** Supplied records **
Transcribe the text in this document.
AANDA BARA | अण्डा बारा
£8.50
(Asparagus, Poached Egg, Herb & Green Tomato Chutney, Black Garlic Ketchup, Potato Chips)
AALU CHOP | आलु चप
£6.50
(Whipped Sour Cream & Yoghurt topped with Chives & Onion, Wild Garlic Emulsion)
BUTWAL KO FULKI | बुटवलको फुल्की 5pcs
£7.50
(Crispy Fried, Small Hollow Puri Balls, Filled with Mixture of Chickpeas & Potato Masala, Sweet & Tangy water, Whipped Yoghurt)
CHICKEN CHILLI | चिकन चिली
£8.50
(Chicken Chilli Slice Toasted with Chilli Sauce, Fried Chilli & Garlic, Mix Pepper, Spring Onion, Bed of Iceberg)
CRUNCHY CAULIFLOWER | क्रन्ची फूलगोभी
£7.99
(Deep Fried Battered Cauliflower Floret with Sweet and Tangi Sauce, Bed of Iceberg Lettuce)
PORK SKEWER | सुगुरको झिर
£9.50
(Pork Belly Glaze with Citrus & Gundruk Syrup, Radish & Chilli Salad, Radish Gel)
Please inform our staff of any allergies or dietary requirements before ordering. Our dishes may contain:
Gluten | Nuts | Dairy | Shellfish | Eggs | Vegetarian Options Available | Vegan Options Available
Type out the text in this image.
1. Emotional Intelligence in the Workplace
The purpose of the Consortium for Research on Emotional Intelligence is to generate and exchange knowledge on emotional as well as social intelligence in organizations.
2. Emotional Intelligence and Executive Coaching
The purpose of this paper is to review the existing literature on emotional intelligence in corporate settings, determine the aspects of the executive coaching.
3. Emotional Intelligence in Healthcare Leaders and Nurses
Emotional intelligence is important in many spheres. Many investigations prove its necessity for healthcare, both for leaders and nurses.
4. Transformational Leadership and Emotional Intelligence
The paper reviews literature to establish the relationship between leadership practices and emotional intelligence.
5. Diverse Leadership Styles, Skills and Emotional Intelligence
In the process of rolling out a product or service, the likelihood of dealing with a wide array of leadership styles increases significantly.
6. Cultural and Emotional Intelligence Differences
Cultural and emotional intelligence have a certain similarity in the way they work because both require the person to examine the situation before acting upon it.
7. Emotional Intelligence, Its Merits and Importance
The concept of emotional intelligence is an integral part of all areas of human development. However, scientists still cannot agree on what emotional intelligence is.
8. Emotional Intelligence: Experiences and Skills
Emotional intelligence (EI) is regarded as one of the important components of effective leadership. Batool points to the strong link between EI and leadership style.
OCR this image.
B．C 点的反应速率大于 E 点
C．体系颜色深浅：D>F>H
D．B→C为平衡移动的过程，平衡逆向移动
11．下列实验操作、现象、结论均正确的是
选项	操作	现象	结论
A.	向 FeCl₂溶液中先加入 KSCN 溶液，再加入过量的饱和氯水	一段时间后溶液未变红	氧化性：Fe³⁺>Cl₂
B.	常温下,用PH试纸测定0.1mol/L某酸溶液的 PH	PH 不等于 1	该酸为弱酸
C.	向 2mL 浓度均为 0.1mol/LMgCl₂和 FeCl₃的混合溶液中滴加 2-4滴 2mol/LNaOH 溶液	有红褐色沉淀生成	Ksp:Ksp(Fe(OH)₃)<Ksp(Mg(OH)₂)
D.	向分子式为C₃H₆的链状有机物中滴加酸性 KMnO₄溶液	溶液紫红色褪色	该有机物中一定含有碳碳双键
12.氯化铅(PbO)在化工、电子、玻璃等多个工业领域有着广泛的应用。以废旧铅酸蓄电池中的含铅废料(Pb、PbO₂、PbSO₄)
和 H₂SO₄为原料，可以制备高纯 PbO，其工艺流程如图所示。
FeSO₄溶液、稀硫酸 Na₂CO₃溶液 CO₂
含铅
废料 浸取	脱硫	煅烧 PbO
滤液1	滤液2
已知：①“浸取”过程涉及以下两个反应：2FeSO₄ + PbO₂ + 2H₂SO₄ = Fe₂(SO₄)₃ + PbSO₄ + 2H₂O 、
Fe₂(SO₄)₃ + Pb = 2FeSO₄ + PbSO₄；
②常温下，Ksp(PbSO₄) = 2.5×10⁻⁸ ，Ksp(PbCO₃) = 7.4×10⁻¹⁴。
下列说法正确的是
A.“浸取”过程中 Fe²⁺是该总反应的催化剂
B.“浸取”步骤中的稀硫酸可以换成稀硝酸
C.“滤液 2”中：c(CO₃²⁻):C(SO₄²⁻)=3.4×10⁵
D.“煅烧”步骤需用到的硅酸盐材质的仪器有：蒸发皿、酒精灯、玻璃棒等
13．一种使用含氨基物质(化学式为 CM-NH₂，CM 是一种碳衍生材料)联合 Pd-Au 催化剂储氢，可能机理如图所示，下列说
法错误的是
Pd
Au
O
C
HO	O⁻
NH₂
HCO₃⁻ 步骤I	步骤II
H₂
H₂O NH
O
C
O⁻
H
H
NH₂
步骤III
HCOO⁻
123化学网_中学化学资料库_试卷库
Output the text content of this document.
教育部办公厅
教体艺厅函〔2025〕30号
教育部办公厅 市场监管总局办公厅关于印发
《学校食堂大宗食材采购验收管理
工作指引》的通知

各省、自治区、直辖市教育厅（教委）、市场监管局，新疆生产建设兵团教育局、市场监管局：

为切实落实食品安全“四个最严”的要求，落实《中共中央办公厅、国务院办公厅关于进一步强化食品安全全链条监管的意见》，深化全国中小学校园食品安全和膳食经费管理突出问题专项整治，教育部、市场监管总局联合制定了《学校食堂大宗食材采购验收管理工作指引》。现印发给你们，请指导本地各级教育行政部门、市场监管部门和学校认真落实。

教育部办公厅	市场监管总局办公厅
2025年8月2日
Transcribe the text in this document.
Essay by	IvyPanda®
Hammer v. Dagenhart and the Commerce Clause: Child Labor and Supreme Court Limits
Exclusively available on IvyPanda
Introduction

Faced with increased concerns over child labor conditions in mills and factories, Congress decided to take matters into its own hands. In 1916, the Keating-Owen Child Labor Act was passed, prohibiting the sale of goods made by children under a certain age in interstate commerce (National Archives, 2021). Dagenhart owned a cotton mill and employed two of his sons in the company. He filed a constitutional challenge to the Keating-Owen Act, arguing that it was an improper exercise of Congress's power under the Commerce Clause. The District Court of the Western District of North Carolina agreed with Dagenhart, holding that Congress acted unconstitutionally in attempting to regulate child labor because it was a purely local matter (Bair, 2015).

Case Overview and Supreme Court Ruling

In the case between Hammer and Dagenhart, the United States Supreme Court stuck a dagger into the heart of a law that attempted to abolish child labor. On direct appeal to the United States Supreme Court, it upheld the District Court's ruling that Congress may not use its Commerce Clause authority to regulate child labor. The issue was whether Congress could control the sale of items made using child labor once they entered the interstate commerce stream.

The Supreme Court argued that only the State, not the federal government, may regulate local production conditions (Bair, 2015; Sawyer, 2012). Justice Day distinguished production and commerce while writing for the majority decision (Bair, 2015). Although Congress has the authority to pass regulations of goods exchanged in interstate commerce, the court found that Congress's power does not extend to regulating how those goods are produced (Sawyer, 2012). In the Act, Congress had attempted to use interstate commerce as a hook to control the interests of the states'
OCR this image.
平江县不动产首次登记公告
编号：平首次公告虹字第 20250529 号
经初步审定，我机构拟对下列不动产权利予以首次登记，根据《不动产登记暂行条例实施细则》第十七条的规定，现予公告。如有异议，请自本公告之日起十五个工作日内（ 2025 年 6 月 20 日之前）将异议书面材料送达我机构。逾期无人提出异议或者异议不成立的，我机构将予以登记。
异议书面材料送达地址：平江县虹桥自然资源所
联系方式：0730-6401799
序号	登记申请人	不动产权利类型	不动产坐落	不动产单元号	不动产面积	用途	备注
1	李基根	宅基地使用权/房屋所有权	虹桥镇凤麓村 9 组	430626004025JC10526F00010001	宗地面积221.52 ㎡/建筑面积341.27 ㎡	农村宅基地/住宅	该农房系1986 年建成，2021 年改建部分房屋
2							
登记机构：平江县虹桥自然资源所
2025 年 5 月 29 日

** Instruction **
Find the lines above that contain the word "because" and collect them.

** Written answer **
Cultural and emotional intelligence have a certain similarity in the way they work because both require the person to examine the situation before acting upon it.
Faced with increased concerns over child labor conditions in mills and factories, Congress decided to take matters into its own hands. In 1916, the Keating-Owen Child Labor Act was passed, prohibiting the sale of goods made by children under a certain age in interstate commerce (National Archives, 2021). Dagenhart owned a cotton mill and employed two of his sons in the company. He filed a constitutional challenge to the Keating-Owen Act, arguing that it was an improper exercise of Congress's power under the Commerce Clause. The District Court of the Western District of North Carolina agreed with Dagenhart, holding that Congress acted unconstitutionally in attempting to regulate child labor because it was a purely local matter (Bair, 2015).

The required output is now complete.